**The problem**.
Give back the entire listing verbatim.

**Records supplied**.
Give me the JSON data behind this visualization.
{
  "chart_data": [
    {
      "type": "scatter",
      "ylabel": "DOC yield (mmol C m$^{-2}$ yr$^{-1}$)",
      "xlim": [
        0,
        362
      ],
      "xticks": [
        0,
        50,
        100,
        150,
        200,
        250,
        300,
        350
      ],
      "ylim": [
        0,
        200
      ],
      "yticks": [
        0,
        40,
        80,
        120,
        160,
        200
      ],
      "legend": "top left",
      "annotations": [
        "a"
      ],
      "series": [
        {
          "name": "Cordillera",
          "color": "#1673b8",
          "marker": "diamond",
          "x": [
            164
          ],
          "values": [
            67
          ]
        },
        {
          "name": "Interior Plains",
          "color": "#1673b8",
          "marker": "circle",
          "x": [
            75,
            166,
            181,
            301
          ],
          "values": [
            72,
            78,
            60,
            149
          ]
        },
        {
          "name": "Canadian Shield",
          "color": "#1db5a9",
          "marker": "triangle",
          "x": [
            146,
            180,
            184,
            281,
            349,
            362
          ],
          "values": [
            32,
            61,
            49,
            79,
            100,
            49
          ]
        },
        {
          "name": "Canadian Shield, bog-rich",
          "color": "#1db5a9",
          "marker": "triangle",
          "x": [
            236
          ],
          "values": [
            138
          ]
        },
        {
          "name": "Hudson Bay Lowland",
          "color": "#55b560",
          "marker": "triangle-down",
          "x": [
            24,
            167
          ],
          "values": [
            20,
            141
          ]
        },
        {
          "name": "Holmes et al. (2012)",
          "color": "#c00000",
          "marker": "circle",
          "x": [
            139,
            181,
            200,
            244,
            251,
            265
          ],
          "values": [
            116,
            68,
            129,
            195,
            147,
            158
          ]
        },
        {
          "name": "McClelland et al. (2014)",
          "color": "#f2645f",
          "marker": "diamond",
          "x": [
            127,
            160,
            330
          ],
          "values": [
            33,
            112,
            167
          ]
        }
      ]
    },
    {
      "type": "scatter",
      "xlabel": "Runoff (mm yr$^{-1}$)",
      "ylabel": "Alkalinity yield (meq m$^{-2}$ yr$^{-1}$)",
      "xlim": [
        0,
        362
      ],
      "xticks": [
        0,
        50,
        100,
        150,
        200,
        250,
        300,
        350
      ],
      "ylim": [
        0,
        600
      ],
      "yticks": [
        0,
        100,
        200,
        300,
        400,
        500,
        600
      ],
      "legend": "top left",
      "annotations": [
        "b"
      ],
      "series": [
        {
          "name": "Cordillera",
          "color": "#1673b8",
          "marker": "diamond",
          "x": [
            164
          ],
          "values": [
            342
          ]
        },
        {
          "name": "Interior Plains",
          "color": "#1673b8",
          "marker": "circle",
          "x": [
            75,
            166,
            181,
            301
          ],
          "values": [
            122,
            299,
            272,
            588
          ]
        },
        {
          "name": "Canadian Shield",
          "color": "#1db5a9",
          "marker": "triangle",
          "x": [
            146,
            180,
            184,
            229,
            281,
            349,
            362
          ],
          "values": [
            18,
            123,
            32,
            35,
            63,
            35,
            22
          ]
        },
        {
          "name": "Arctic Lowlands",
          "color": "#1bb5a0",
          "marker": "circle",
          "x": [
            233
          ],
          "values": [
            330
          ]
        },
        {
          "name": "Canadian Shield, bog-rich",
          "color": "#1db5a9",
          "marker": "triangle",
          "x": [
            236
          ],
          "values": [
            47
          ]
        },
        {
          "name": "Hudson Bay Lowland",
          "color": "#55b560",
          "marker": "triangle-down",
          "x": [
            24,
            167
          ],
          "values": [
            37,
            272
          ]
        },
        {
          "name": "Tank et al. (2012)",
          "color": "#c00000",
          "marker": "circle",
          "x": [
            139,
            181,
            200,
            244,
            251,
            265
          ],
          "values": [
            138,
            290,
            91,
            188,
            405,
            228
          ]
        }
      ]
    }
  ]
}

**Task solution**.
Give me the JSON data behind this visualization.
{
  "chart_data": [
    {
      "type": "scatter",
      "ylabel": "DOC yield (mmol C m$^{-2}$ yr$^{-1}$)",
      "xlim": [
        0,
        362
      ],
      "xticks": [
        0,
        50,
        100,
        150,
        200,
        250,
        300,
        350
      ],
      "ylim": [
        0,
        200
      ],
      "yticks": [
        0,
        40,
        80,
        120,
        160,
        200
      ],
      "legend": "top left",
      "annotations": [
        "a"
      ],
      "series": [
        {
          "name": "Cordillera",
          "color": "#1673b8",
          "marker": "diamond",
          "x": [
            164
          ],
          "values": [
            67
          ]
        },
        {
          "name": "Interior Plains",
          "color": "#1673b8",
          "marker": "circle",
          "x": [
            75,
            166,
            181,
            301
          ],
          "values": [
            72,
            78,
            60,
            149
          ]
        },
        {
          "name": "Canadian Shield",
          "color": "#1db5a9",
          "marker": "triangle",
          "x": [
            146,
            180,
            184,
            281,
            349,
            362
          ],
          "values": [
            32,
            61,
            49,
            79,
            100,
            49
          ]
        },
        {
          "name": "Canadian Shield, bog-rich",
          "color": "#1db5a9",
          "marker": "triangle",
          "x": [
            236
          ],
          "values": [
            138
          ]
        },
        {
          "name": "Hudson Bay Lowland",
          "color": "#55b560",
          "marker": "triangle-down",
          "x": [
            24,
            167
          ],
          "values": [
            20,
            141
          ]
        },
        {
          "name": "Holmes et al. (2012)",
          "color": "#c00000",
          "marker": "circle",
          "x": [
            139,
            181,
            200,
            244,
            251,
            265
          ],
          "values": [
            116,
            68,
            129,
            195,
            147,
            158
          ]
        },
        {
          "name": "McClelland et al. (2014)",
          "color": "#f2645f",
          "marker": "diamond",
          "x": [
            127,
            160,
            330
          ],
          "values": [
            33,
            112,
            167
          ]
        }
      ]
    },
    {
      "type": "scatter",
      "xlabel": "Runoff (mm yr$^{-1}$)",
      "ylabel": "Alkalinity yield (meq m$^{-2}$ yr$^{-1}$)",
      "xlim": [
        0,
        362
      ],
      "xticks": [
        0,
        50,
        100,
        150,
        200,
        250,
        300,
        350
      ],
      "ylim": [
        0,
        600
      ],
      "yticks": [
        0,
        100,
        200,
        300,
        400,
        500,
        600
      ],
      "legend": "top left",
      "annotations": [
        "b"
      ],
      "series": [
        {
          "name": "Cordillera",
          "color": "#1673b8",
          "marker": "diamond",
          "x": [
            164
          ],
          "values": [
            342
          ]
        },
        {
          "name": "Interior Plains",
          "color": "#1673b8",
          "marker": "circle",
          "x": [
            75,
            166,
            181,
            301
          ],
          "values": [
            122,
            299,
            272,
            588
          ]
        },
        {
          "name": "Canadian Shield",
          "color": "#1db5a9",
          "marker": "triangle",
          "x": [
            146,
            180,
            184,
            229,
            281,
            349,
            362
          ],
          "values": [
            18,
            123,
            32,
            35,
            63,
            35,
            22
          ]
        },
        {
          "name": "Arctic Lowlands",
          "color": "#1bb5a0",
          "marker": "circle",
          "x": [
            233
          ],
          "values": [
            330
          ]
        },
        {
          "name": "Canadian Shield, bog-rich",
          "color": "#1db5a9",
          "marker": "triangle",
          "x": [
            236
          ],
          "values": [
            47
          ]
        },
        {
          "name": "Hudson Bay Lowland",
          "color": "#55b560",
          "marker": "triangle-down",
          "x": [
            24,
            167
          ],
          "values": [
            37,
            272
          ]
        },
        {
          "name": "Tank et al. (2012)",
          "color": "#c00000",
          "marker": "circle",
          "x": [
            139,
            181,
            200,
            244,
            251,
            265
          ],
          "values": [
            138,
            290,
            91,
            188,
            405,
            228
          ]
        }
      ]
    }
  ]
}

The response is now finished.